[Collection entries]
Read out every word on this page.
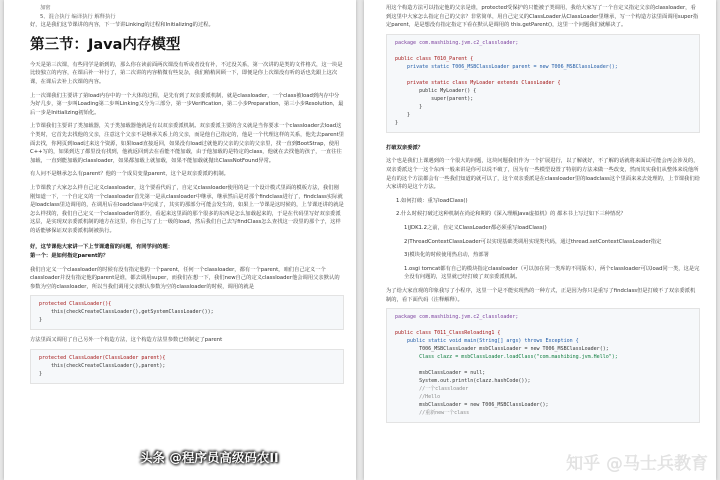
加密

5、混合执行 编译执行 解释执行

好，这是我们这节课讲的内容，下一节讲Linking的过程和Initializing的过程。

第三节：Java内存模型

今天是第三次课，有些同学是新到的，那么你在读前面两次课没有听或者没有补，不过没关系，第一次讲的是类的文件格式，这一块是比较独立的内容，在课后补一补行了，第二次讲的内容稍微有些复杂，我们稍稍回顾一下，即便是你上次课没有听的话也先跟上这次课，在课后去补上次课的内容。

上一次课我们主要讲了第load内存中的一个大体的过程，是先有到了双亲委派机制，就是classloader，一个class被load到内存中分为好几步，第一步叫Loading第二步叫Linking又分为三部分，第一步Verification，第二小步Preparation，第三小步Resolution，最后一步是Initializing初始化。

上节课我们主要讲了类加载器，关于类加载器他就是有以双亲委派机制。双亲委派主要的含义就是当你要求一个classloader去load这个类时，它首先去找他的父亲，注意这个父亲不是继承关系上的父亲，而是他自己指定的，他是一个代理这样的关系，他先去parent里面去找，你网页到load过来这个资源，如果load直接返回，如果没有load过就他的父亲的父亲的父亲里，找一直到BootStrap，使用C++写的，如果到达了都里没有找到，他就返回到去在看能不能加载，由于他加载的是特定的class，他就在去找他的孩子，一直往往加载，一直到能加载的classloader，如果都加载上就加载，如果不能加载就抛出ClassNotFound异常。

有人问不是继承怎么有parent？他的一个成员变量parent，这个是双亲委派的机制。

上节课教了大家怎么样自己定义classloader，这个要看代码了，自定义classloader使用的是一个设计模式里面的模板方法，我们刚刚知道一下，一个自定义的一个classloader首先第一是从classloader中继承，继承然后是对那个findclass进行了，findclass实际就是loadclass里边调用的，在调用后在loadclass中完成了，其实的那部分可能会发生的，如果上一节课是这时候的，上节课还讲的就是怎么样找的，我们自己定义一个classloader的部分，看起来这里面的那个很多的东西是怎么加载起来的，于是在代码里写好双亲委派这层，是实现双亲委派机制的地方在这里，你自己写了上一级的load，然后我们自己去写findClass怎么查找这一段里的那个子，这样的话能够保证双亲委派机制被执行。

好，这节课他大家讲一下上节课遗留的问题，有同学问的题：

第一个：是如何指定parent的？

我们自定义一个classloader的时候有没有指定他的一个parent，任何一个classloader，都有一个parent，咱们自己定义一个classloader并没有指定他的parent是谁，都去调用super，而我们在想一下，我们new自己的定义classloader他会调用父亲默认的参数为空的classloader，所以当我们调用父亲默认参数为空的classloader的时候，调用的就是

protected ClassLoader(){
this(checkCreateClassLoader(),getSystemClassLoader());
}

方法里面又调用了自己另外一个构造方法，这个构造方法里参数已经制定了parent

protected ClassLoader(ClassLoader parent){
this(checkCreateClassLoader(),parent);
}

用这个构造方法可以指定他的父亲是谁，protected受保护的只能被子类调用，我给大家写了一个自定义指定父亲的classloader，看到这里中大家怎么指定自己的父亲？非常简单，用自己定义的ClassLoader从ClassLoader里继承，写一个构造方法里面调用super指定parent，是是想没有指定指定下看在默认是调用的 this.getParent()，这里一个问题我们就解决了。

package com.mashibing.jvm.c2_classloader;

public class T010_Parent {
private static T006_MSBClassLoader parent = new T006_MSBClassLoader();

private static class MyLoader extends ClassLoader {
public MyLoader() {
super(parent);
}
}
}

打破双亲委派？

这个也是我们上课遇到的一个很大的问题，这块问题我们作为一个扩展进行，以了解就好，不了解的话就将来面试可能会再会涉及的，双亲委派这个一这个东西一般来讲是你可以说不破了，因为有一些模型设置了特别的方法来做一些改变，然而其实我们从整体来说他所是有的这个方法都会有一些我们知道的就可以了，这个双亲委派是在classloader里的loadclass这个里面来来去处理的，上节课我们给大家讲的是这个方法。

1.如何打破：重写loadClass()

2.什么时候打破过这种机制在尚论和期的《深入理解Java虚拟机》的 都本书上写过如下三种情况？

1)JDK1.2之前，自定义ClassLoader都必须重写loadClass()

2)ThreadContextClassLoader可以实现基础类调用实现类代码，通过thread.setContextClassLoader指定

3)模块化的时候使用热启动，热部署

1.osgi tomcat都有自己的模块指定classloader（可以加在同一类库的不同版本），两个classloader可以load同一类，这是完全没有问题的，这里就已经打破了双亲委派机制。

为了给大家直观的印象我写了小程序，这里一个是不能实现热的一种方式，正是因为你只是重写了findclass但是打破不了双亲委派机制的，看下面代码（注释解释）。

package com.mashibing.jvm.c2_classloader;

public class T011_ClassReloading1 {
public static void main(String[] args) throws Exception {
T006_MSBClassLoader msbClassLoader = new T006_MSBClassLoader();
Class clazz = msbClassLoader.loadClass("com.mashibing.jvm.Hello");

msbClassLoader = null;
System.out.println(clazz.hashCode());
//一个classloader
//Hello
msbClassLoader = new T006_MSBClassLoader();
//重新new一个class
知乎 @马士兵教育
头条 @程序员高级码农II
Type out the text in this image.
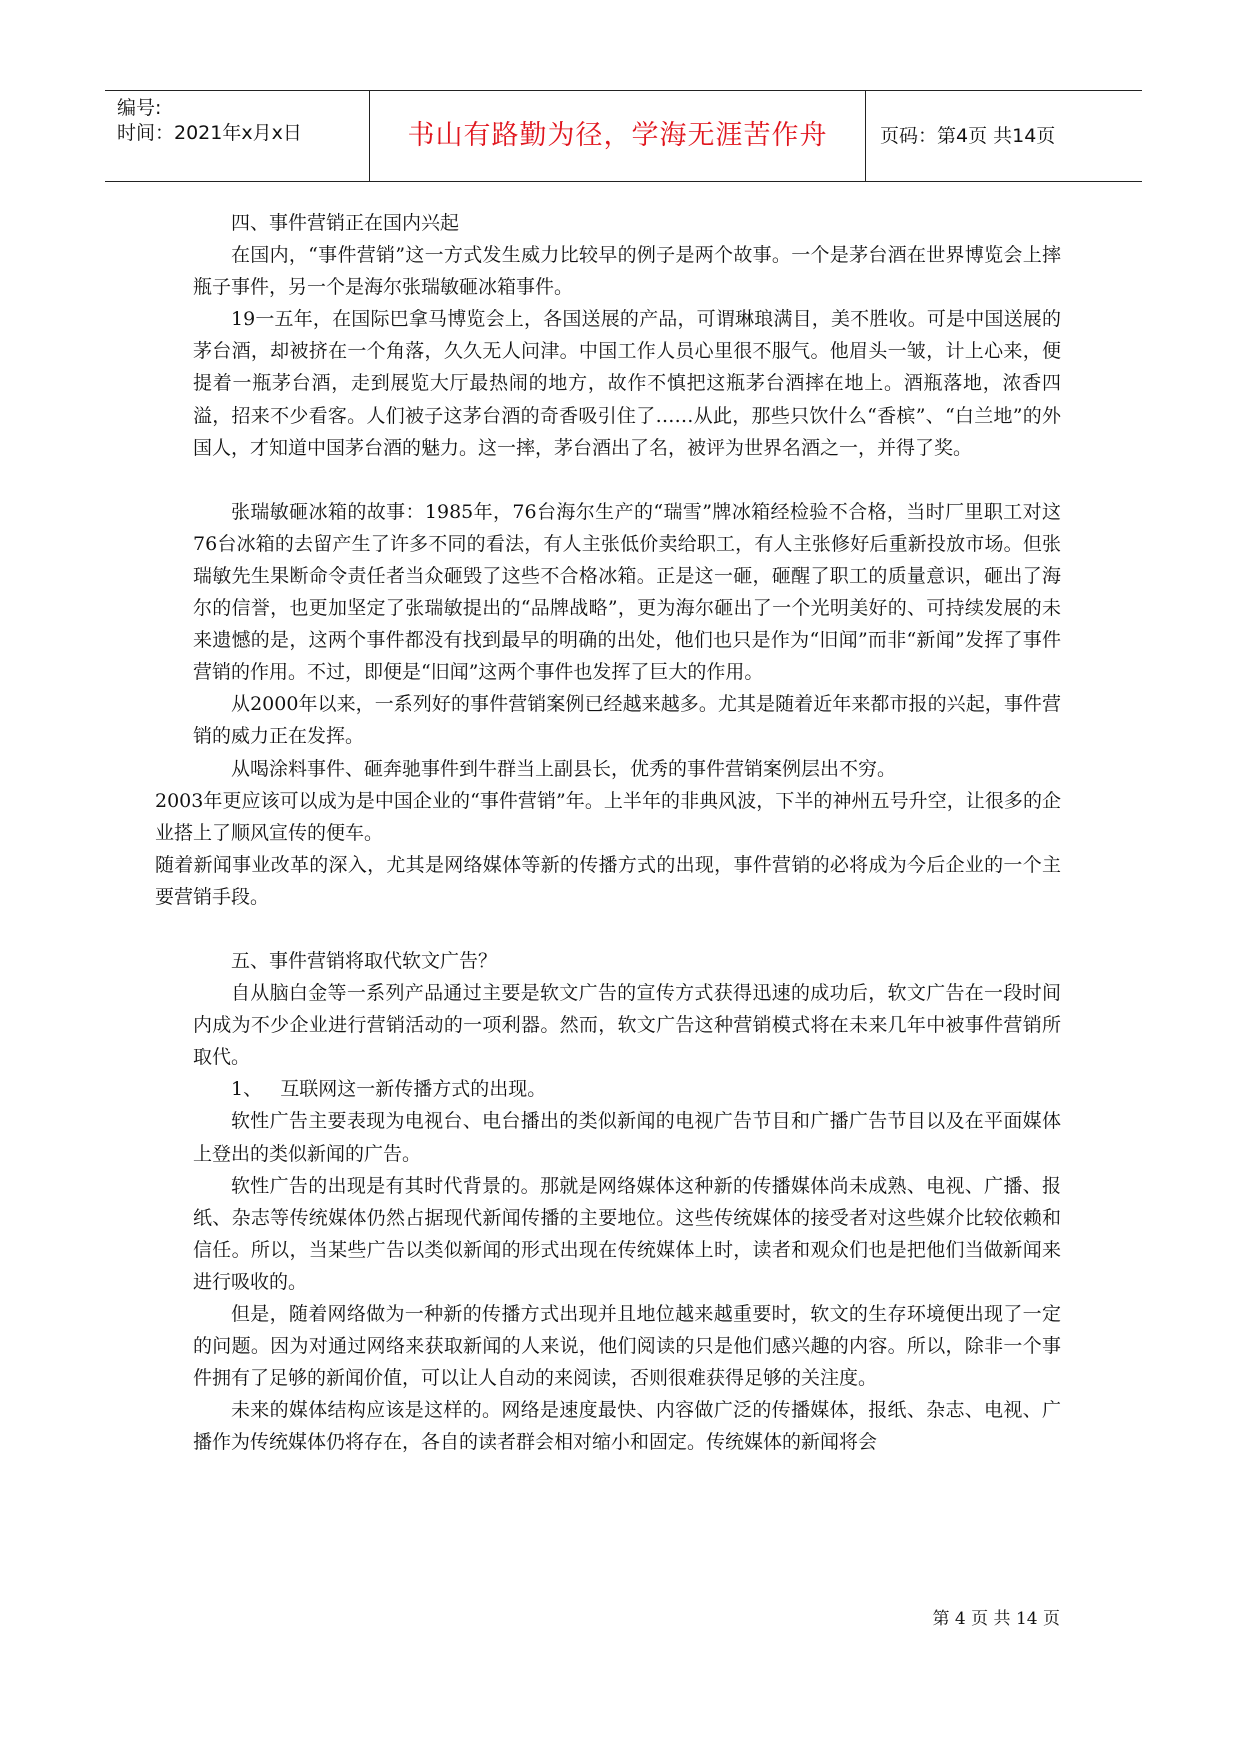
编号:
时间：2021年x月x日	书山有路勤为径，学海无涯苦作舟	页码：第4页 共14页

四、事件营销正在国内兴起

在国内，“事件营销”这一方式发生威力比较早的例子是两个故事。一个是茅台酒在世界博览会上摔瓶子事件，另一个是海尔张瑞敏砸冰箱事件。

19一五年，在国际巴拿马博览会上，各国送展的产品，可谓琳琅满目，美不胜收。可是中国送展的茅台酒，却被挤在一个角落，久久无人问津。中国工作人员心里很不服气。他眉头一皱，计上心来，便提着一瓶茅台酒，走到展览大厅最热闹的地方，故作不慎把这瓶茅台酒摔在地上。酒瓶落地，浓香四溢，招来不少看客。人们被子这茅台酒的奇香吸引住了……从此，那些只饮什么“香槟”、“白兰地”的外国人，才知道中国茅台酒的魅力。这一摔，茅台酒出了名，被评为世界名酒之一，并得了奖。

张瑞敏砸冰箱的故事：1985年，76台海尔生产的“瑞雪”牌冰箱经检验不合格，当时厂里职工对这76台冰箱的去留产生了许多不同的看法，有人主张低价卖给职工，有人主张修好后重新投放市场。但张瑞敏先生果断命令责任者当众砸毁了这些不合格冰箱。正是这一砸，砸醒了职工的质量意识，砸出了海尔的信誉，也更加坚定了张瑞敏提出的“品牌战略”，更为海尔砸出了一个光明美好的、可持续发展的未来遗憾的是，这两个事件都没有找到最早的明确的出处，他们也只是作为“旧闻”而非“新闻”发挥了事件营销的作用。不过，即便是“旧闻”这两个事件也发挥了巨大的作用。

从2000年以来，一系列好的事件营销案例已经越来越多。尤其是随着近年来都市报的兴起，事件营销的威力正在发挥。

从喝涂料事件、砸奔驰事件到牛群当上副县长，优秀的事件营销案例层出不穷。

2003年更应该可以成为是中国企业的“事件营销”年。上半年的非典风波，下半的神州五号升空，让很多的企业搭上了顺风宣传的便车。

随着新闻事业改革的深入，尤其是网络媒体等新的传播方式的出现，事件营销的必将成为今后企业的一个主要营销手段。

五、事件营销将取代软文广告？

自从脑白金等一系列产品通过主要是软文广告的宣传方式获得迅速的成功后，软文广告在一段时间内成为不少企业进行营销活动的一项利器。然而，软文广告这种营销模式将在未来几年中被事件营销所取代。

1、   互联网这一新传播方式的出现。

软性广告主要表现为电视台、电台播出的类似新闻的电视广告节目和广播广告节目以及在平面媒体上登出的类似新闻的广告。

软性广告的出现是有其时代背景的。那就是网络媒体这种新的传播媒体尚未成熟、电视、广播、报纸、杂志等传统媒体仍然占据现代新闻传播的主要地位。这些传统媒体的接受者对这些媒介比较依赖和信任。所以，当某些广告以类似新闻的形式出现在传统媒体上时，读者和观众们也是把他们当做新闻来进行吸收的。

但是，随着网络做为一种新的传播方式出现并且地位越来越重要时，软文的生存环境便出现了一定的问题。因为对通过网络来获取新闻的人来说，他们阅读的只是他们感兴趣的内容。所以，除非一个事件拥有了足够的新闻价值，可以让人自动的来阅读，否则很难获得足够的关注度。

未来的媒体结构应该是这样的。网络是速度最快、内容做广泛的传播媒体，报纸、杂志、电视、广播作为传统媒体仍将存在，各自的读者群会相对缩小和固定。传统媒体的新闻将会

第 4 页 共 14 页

* * *

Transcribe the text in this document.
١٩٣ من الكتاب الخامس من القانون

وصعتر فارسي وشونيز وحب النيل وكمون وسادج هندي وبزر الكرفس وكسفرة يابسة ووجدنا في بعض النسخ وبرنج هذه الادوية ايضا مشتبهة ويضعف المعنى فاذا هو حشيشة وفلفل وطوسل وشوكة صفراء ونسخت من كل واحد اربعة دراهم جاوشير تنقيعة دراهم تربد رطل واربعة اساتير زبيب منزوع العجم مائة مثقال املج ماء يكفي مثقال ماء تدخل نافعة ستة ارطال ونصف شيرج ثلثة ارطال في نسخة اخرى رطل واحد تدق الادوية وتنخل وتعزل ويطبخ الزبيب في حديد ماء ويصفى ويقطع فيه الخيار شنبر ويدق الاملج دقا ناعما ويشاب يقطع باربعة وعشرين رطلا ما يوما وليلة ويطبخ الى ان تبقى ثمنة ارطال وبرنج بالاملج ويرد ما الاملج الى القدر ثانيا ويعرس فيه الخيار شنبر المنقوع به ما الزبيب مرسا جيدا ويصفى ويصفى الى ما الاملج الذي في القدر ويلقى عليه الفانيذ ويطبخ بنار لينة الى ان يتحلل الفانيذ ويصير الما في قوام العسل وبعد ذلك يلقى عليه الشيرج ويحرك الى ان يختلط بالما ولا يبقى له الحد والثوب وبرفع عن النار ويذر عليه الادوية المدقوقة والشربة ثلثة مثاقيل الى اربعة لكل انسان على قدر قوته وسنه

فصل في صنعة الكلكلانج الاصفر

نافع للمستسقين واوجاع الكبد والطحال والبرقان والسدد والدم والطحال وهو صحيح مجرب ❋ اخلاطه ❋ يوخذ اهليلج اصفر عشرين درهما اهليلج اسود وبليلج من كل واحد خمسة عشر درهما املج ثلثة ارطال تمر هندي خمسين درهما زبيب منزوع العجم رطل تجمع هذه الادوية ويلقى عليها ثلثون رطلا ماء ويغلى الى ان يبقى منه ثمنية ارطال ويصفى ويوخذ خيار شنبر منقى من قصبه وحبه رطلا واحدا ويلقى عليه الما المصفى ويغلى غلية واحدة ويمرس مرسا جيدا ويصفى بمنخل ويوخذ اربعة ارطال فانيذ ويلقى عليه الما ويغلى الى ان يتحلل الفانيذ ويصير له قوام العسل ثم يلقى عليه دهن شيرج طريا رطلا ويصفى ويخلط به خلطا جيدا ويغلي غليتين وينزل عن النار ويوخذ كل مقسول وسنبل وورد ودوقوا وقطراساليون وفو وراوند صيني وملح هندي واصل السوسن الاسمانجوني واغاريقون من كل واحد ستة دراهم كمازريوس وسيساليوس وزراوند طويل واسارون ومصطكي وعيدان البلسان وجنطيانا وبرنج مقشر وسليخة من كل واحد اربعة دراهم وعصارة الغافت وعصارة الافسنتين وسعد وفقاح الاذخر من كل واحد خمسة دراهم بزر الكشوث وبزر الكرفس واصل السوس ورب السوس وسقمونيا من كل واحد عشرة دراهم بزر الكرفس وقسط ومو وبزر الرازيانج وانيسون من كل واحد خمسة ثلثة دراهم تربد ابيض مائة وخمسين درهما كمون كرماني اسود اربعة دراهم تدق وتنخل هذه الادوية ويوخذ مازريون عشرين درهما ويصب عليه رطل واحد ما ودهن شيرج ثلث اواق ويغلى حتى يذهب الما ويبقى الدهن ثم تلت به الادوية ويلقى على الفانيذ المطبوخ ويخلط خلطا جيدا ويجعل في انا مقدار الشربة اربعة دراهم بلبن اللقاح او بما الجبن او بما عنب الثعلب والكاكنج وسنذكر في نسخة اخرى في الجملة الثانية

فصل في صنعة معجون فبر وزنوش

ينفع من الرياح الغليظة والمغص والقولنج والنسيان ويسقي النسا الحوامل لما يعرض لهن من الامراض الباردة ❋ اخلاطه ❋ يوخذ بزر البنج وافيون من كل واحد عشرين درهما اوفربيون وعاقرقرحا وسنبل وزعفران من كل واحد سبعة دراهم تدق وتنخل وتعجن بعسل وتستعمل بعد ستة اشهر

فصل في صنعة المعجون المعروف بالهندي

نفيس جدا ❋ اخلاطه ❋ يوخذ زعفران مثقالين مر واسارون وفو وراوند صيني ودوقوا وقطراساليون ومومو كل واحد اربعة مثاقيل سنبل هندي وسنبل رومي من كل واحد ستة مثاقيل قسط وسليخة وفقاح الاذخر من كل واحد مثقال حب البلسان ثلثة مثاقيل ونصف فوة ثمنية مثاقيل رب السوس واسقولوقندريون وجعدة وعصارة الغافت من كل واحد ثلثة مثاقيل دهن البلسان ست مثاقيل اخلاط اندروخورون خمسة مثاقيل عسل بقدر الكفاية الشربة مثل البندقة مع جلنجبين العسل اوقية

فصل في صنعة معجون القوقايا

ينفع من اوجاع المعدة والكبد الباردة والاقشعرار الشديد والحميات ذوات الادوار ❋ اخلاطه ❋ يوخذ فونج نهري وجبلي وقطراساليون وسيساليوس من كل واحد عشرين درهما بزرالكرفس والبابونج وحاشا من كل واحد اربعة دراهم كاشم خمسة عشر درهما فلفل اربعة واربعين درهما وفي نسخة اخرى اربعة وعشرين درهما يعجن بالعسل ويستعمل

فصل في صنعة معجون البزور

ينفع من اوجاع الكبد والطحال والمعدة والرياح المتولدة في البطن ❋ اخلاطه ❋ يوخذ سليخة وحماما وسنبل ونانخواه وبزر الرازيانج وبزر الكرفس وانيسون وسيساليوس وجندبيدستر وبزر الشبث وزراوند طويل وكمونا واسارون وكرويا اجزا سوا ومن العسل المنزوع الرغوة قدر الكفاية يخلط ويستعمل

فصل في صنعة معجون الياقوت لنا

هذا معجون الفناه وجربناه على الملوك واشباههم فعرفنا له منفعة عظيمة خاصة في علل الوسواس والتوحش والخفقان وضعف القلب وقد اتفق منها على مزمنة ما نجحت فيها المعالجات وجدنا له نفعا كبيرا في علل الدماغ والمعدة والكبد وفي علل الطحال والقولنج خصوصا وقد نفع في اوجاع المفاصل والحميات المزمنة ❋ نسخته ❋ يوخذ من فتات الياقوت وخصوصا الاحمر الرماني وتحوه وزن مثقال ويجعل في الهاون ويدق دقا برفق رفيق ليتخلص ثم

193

...

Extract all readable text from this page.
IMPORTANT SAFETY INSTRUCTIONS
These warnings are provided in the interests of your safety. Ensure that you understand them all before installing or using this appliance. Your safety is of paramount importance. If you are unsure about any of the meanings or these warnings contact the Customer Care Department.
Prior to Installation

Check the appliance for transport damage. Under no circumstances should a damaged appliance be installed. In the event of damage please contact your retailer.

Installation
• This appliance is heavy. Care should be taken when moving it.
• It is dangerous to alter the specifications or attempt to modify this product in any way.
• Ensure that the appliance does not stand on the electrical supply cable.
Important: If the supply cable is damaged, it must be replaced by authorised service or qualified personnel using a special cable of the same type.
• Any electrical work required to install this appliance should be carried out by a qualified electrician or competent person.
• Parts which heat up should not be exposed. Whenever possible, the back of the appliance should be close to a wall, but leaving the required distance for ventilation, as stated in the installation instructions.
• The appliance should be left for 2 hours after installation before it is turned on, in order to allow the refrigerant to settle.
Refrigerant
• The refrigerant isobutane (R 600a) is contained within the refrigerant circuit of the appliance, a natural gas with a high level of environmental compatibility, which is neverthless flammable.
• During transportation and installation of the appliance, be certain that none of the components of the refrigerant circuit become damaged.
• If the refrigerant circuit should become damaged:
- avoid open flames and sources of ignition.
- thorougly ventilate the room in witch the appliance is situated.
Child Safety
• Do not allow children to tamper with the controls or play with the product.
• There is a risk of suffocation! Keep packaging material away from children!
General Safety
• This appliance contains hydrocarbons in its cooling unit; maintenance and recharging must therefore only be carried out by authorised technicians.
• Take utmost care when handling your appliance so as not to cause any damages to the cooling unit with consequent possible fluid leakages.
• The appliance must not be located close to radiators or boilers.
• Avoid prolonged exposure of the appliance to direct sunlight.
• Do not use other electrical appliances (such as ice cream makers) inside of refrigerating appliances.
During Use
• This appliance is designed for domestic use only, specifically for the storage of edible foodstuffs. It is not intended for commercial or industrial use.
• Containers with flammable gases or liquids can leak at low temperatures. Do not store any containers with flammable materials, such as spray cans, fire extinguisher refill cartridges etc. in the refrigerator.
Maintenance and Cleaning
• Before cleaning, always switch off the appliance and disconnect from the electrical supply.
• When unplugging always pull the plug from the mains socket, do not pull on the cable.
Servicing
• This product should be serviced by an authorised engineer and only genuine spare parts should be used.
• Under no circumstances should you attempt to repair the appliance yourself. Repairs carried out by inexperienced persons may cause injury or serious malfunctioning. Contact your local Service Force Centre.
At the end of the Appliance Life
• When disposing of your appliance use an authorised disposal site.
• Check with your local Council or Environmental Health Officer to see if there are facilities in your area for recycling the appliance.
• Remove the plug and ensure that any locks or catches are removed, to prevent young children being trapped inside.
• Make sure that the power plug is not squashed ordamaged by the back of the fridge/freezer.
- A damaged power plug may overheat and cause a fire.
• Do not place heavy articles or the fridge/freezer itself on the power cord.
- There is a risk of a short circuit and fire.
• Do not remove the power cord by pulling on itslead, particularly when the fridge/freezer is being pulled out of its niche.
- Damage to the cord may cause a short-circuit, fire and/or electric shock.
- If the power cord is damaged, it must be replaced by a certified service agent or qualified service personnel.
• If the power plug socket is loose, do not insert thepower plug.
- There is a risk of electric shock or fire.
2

*Requirement:* Search the listing above for the string "During". Copy every line that contains it.

*Exercise solution:*
• During transportation and installation of the appliance, be certain that none of the components of the refrigerant circuit become damaged.
During Use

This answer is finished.